## Goal of the exercise
Find how many lines of the listing include the string "Gasoline", and report only that figure.

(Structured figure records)

════════

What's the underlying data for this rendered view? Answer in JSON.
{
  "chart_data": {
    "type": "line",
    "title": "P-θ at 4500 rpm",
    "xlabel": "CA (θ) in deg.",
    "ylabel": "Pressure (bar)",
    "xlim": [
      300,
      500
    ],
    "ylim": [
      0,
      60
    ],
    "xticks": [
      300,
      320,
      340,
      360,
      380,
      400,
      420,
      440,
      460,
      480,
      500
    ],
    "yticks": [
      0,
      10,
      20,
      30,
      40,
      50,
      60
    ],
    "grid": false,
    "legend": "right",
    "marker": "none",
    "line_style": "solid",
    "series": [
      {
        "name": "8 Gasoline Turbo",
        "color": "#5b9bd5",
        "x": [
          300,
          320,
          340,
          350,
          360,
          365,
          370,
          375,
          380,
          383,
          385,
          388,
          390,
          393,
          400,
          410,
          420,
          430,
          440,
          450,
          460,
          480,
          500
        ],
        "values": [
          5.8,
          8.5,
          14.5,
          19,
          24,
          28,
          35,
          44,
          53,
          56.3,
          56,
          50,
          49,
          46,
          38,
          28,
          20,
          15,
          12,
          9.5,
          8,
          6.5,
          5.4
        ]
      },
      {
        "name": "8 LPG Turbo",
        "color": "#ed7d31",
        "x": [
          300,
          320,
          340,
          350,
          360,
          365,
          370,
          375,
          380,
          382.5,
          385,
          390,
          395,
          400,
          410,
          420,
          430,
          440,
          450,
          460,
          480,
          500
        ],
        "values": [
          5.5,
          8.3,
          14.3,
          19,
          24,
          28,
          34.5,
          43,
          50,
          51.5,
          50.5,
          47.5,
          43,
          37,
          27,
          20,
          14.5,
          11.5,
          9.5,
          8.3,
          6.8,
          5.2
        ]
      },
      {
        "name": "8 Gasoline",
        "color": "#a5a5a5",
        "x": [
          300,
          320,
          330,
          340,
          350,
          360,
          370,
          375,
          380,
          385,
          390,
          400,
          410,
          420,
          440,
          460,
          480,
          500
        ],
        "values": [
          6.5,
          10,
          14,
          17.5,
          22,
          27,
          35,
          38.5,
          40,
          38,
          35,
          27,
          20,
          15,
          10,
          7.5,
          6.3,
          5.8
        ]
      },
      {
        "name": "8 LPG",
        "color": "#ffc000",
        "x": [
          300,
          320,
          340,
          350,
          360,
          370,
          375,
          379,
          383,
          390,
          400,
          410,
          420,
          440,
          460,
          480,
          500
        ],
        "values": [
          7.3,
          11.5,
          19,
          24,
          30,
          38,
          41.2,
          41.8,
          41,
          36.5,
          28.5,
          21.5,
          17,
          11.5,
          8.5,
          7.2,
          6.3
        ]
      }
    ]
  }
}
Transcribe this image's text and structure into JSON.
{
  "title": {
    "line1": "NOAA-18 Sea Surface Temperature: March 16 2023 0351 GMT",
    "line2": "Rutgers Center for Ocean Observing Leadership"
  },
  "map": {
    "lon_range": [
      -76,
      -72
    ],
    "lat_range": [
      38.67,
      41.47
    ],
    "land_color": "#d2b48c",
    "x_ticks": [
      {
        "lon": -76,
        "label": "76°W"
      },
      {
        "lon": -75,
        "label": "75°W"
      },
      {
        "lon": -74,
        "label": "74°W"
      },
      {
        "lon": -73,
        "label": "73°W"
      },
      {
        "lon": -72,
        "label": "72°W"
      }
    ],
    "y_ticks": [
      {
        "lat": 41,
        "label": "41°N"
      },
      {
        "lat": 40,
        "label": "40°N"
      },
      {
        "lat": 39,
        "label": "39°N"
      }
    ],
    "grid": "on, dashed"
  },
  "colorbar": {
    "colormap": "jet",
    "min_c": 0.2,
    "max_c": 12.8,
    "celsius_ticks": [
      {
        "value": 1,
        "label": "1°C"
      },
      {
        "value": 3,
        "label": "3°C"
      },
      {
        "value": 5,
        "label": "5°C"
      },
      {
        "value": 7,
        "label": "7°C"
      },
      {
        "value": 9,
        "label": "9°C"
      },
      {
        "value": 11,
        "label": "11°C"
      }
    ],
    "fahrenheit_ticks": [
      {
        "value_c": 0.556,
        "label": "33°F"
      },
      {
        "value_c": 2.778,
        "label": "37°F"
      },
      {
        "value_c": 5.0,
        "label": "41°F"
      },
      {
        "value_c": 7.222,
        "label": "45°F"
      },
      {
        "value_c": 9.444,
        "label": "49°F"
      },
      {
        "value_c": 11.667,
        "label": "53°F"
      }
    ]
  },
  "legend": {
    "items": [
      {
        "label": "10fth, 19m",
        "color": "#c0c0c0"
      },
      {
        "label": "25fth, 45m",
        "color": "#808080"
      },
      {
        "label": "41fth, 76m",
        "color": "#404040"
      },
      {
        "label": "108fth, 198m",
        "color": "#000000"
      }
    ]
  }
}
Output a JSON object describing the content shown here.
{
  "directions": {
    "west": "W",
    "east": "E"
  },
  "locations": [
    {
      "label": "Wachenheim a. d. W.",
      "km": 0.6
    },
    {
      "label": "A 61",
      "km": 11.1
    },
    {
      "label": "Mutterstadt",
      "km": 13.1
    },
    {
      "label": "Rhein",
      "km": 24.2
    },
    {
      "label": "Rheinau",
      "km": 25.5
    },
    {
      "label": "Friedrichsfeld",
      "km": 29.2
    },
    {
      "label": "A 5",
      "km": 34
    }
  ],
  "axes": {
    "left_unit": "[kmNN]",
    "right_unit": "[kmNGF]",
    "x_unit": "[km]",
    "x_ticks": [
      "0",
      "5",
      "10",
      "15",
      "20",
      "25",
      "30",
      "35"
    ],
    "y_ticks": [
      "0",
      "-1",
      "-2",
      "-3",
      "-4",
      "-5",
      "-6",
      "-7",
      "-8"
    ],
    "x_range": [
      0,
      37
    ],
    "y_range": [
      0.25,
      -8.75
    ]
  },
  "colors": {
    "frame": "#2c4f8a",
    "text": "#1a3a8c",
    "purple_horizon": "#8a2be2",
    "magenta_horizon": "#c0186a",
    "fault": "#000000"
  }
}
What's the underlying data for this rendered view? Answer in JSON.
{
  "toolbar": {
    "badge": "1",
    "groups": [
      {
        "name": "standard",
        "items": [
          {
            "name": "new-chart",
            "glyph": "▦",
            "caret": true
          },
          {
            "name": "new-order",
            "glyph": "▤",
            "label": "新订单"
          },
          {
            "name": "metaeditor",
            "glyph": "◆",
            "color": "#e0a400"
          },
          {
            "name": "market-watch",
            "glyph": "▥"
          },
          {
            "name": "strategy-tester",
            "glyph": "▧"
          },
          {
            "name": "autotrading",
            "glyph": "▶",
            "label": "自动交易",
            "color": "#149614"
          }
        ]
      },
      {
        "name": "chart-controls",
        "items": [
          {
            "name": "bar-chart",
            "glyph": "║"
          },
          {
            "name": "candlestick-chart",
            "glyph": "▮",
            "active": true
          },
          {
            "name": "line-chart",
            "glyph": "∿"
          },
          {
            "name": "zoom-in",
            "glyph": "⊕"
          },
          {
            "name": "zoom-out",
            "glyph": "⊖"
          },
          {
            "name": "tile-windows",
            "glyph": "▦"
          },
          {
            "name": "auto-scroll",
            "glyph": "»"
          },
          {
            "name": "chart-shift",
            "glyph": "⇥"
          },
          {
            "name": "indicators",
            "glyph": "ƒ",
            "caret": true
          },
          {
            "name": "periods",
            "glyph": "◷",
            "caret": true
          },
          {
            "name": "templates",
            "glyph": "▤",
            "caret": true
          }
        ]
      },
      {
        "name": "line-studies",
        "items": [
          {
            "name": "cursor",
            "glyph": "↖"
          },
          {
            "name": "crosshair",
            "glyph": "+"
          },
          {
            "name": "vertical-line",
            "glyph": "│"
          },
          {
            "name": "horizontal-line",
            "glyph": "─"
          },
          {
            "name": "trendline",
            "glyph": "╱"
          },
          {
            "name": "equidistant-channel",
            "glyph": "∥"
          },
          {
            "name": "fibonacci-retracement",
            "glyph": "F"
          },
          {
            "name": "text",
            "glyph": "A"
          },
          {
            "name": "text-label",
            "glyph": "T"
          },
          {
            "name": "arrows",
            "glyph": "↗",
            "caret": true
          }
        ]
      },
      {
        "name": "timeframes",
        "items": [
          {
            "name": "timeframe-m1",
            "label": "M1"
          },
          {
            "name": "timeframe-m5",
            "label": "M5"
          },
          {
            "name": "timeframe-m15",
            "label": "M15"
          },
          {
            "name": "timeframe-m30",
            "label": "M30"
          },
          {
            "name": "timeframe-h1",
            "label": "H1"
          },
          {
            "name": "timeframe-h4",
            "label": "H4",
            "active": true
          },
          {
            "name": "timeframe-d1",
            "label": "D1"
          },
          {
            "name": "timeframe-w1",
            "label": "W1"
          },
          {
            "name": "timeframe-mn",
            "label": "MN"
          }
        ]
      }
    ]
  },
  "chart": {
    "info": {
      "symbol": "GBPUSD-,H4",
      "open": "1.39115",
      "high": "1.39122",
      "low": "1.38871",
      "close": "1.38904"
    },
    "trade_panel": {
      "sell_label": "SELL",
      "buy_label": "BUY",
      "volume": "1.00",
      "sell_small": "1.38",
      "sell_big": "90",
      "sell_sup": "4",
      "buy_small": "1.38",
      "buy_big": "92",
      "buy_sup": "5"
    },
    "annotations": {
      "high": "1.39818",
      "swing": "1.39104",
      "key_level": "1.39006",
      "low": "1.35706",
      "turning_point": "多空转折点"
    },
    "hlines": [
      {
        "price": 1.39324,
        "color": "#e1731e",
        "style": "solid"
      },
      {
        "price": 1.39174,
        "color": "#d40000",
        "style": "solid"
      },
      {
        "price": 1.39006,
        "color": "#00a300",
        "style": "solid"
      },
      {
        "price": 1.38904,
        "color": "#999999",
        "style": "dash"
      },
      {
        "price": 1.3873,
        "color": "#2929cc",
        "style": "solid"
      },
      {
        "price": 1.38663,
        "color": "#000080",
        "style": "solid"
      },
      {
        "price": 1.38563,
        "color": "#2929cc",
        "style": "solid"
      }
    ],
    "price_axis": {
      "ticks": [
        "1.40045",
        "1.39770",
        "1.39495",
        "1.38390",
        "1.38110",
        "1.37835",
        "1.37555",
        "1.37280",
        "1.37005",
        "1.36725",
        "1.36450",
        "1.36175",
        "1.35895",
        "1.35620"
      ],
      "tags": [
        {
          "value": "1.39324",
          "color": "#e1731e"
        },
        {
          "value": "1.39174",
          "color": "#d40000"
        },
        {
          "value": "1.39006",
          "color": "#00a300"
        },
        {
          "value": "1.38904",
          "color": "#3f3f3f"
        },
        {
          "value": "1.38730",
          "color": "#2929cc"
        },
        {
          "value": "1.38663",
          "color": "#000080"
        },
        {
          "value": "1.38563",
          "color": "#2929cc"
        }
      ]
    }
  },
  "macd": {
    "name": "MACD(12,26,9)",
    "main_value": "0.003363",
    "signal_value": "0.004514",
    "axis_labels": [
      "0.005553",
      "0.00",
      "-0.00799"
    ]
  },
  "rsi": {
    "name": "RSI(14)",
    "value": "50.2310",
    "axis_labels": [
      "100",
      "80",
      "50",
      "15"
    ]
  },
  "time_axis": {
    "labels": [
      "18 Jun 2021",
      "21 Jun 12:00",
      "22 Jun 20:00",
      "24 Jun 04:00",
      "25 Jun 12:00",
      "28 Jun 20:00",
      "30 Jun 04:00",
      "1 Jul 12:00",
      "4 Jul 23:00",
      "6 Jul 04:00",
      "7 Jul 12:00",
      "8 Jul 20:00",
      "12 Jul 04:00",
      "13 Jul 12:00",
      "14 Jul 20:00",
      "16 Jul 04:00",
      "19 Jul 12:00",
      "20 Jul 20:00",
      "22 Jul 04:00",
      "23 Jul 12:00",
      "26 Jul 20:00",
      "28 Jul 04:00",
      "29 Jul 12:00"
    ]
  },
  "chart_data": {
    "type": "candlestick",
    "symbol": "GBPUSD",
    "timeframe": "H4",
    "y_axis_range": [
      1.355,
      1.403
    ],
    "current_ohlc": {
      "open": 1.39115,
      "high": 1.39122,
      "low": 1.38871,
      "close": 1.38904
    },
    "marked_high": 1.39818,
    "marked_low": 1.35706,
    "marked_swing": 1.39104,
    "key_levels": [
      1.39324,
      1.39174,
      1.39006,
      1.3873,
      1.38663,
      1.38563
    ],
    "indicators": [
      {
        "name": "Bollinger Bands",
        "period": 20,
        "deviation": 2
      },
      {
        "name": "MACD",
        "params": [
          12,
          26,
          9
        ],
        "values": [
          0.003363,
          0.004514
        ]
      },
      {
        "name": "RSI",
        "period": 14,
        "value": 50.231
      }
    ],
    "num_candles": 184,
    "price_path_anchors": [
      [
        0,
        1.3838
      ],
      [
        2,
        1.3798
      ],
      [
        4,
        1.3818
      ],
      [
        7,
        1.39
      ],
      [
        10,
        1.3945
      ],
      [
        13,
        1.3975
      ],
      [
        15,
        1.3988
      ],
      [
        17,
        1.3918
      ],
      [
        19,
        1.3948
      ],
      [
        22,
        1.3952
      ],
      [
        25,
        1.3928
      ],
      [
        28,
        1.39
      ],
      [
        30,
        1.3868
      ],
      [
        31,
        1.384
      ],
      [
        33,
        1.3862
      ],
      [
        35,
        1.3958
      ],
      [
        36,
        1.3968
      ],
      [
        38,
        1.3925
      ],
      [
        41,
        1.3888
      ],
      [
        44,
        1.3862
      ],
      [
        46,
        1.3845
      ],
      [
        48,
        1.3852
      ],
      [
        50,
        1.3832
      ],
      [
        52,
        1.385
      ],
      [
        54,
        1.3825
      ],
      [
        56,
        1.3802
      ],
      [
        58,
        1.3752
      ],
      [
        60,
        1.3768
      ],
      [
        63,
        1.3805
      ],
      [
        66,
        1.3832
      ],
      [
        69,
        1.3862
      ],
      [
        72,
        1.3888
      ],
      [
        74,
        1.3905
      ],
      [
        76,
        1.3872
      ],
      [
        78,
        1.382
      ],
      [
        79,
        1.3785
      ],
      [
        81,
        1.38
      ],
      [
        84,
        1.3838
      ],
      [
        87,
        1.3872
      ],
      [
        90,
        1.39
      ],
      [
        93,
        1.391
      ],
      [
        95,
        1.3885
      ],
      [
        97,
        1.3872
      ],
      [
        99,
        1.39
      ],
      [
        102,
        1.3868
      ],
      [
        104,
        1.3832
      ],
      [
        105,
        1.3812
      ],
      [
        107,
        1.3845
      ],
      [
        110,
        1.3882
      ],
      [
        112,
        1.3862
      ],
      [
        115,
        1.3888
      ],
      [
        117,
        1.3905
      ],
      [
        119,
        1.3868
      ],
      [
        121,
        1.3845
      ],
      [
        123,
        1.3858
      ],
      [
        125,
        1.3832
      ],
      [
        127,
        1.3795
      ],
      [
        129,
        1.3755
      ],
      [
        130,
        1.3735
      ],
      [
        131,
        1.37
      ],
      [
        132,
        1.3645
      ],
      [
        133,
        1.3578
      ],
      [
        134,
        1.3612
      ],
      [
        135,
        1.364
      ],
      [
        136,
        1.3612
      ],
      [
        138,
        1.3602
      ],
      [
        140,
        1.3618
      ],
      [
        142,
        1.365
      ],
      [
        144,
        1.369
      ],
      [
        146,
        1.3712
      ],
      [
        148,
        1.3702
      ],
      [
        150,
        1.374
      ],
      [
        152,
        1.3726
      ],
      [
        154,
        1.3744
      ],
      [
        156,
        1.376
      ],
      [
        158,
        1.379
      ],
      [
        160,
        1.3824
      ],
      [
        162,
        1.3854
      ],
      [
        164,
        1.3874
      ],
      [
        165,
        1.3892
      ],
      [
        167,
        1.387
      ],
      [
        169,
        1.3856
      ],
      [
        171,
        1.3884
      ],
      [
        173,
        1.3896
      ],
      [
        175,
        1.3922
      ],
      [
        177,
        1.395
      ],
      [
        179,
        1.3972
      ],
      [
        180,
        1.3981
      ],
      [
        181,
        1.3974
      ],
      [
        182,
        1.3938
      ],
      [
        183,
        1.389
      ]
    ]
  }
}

════════

## Output for this exercise
2